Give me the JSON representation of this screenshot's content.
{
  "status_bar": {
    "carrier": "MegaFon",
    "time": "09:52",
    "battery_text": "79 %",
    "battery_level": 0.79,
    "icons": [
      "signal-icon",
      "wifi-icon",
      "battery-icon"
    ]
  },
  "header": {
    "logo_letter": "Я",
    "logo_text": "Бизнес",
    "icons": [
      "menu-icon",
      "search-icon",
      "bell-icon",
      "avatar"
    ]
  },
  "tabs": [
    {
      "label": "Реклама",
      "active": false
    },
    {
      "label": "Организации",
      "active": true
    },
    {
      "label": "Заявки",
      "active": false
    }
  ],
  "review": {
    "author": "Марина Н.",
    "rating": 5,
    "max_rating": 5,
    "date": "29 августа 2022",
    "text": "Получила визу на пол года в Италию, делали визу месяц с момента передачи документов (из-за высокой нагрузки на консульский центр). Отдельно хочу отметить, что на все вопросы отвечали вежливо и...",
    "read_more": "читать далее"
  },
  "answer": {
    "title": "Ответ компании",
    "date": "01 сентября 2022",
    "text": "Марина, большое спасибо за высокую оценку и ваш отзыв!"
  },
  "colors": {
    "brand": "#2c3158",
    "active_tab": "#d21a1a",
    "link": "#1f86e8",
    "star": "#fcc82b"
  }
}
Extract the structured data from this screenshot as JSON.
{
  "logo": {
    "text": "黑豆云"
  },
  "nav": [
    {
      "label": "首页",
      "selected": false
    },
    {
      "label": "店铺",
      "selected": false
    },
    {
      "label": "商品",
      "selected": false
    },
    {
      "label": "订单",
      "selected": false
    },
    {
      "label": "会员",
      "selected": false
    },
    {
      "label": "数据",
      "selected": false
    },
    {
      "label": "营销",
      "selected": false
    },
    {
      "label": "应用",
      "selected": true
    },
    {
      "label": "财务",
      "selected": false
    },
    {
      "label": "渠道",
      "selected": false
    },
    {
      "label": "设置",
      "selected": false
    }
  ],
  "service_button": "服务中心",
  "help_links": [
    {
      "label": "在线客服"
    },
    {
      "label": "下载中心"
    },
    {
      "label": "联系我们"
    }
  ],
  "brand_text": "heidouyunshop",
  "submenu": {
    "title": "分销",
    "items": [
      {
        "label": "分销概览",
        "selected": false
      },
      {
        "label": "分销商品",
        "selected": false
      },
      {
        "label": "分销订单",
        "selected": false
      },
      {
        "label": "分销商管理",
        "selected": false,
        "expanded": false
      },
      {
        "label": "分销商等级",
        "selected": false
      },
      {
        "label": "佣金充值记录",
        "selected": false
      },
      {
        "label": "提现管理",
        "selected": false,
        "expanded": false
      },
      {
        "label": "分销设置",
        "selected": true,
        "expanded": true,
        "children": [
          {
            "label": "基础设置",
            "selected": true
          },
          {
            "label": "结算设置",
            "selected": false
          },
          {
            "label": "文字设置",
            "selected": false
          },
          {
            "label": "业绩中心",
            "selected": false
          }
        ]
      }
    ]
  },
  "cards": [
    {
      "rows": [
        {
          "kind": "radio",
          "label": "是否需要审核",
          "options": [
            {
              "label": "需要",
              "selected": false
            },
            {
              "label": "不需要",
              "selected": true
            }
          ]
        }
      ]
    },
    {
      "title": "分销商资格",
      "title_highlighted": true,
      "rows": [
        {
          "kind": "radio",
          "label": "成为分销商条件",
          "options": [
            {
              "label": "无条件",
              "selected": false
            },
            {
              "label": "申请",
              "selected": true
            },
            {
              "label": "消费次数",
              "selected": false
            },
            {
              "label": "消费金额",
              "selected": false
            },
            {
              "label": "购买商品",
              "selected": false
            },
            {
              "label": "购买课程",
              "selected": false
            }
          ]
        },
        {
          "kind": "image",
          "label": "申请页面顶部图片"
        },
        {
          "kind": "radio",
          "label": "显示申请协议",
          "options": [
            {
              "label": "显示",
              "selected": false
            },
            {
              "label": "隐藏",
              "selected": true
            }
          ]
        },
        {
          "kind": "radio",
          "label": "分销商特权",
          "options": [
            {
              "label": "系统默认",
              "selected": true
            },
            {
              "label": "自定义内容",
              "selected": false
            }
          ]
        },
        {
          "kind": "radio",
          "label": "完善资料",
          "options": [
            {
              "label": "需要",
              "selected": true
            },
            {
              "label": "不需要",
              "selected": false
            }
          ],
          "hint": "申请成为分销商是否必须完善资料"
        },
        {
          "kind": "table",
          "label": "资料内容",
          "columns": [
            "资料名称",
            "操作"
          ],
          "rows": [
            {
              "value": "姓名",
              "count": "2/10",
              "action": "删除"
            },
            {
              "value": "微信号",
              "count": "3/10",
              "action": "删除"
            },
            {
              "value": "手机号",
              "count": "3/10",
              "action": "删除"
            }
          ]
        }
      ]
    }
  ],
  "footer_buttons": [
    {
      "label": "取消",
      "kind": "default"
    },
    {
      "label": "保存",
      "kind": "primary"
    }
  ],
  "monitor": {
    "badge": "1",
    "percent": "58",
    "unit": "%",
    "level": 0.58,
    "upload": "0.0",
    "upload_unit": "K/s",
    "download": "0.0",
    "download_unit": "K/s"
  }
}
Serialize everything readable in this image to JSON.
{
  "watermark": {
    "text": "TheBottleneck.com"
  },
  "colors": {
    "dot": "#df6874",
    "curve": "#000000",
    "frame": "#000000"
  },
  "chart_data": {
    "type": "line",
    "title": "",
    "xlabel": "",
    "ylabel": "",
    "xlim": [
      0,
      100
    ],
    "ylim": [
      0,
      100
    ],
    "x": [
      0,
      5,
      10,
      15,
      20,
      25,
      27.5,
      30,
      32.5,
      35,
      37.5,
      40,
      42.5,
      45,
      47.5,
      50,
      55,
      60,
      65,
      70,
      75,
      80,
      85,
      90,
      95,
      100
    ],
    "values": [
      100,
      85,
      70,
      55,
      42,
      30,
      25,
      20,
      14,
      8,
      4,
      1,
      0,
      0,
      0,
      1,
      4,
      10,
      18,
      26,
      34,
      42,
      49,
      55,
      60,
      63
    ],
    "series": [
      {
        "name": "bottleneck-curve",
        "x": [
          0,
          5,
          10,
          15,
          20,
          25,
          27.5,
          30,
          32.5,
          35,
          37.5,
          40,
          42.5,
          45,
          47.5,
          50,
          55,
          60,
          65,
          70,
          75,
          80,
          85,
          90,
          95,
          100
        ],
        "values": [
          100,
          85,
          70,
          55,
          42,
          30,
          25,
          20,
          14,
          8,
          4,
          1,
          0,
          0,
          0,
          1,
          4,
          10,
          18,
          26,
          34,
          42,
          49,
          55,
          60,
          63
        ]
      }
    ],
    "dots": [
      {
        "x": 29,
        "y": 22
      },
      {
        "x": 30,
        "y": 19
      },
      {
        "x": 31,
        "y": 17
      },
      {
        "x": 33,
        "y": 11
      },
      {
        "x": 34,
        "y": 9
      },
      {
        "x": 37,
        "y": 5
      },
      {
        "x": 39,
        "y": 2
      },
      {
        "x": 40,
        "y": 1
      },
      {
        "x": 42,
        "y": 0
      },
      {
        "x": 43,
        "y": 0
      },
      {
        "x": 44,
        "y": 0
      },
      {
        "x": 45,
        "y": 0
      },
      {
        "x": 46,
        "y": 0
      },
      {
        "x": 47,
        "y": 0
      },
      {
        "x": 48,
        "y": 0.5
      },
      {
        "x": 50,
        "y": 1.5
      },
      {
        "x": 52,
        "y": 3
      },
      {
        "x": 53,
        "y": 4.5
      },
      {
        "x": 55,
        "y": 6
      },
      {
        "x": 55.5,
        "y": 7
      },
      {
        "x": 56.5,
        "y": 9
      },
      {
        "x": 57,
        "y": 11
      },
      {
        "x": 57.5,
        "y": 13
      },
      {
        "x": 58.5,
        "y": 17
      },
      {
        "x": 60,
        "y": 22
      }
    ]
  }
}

++++++++

Task requirements: Filter the listing above by the word "JSON"; copy each line that passes.

The response:
Give me the JSON representation of this screenshot's content.
Extract the structured data from this screenshot as JSON.
Serialize everything readable in this image to JSON.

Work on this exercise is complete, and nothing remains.